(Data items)
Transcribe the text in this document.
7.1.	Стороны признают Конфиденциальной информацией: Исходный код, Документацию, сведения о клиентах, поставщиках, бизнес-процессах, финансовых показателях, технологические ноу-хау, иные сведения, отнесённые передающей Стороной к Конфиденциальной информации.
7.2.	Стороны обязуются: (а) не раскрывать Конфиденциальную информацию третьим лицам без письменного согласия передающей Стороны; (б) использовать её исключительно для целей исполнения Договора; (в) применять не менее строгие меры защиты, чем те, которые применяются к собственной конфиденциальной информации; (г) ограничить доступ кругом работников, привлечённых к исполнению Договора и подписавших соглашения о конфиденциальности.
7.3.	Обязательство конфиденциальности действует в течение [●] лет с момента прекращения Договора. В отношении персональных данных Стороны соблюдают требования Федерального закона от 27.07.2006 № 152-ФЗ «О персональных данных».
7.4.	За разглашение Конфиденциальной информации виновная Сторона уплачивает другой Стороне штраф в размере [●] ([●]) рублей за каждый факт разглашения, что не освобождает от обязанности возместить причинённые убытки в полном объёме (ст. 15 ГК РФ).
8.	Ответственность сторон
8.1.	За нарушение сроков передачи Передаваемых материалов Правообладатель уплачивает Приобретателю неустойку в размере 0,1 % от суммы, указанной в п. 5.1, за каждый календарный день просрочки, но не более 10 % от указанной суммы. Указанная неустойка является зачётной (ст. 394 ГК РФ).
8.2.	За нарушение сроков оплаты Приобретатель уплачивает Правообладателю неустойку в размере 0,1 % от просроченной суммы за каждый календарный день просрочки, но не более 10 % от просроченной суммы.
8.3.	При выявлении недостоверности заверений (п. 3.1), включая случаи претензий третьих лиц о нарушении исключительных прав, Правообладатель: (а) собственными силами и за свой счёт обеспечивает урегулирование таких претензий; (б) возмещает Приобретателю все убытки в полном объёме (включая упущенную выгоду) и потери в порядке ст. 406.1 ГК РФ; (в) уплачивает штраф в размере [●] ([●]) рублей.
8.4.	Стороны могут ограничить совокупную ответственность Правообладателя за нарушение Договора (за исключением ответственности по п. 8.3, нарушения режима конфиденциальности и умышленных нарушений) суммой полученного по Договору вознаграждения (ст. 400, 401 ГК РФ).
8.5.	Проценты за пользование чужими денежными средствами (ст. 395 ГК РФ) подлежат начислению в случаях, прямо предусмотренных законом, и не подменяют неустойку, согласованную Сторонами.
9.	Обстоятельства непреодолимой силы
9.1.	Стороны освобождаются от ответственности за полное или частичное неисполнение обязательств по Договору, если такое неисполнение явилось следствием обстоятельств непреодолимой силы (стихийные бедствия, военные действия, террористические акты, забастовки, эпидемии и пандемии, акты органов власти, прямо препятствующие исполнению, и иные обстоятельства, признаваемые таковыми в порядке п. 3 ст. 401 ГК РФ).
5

#### [Exercise details]
Return all of the entries word for word.

#### [Written answer]
Transcribe the text in this document.
7.1.	Стороны признают Конфиденциальной информацией: Исходный код, Документацию, сведения о клиентах, поставщиках, бизнес-процессах, финансовых показателях, технологические ноу-хау, иные сведения, отнесённые передающей Стороной к Конфиденциальной информации.
7.2.	Стороны обязуются: (а) не раскрывать Конфиденциальную информацию третьим лицам без письменного согласия передающей Стороны; (б) использовать её исключительно для целей исполнения Договора; (в) применять не менее строгие меры защиты, чем те, которые применяются к собственной конфиденциальной информации; (г) ограничить доступ кругом работников, привлечённых к исполнению Договора и подписавших соглашения о конфиденциальности.
7.3.	Обязательство конфиденциальности действует в течение [●] лет с момента прекращения Договора. В отношении персональных данных Стороны соблюдают требования Федерального закона от 27.07.2006 № 152-ФЗ «О персональных данных».
7.4.	За разглашение Конфиденциальной информации виновная Сторона уплачивает другой Стороне штраф в размере [●] ([●]) рублей за каждый факт разглашения, что не освобождает от обязанности возместить причинённые убытки в полном объёме (ст. 15 ГК РФ).
8.	Ответственность сторон
8.1.	За нарушение сроков передачи Передаваемых материалов Правообладатель уплачивает Приобретателю неустойку в размере 0,1 % от суммы, указанной в п. 5.1, за каждый календарный день просрочки, но не более 10 % от указанной суммы. Указанная неустойка является зачётной (ст. 394 ГК РФ).
8.2.	За нарушение сроков оплаты Приобретатель уплачивает Правообладателю неустойку в размере 0,1 % от просроченной суммы за каждый календарный день просрочки, но не более 10 % от просроченной суммы.
8.3.	При выявлении недостоверности заверений (п. 3.1), включая случаи претензий третьих лиц о нарушении исключительных прав, Правообладатель: (а) собственными силами и за свой счёт обеспечивает урегулирование таких претензий; (б) возмещает Приобретателю все убытки в полном объёме (включая упущенную выгоду) и потери в порядке ст. 406.1 ГК РФ; (в) уплачивает штраф в размере [●] ([●]) рублей.
8.4.	Стороны могут ограничить совокупную ответственность Правообладателя за нарушение Договора (за исключением ответственности по п. 8.3, нарушения режима конфиденциальности и умышленных нарушений) суммой полученного по Договору вознаграждения (ст. 400, 401 ГК РФ).
8.5.	Проценты за пользование чужими денежными средствами (ст. 395 ГК РФ) подлежат начислению в случаях, прямо предусмотренных законом, и не подменяют неустойку, согласованную Сторонами.
9.	Обстоятельства непреодолимой силы
9.1.	Стороны освобождаются от ответственности за полное или частичное неисполнение обязательств по Договору, если такое неисполнение явилось следствием обстоятельств непреодолимой силы (стихийные бедствия, военные действия, террористические акты, забастовки, эпидемии и пандемии, акты органов власти, прямо препятствующие исполнению, и иные обстоятельства, признаваемые таковыми в порядке п. 3 ст. 401 ГК РФ).
5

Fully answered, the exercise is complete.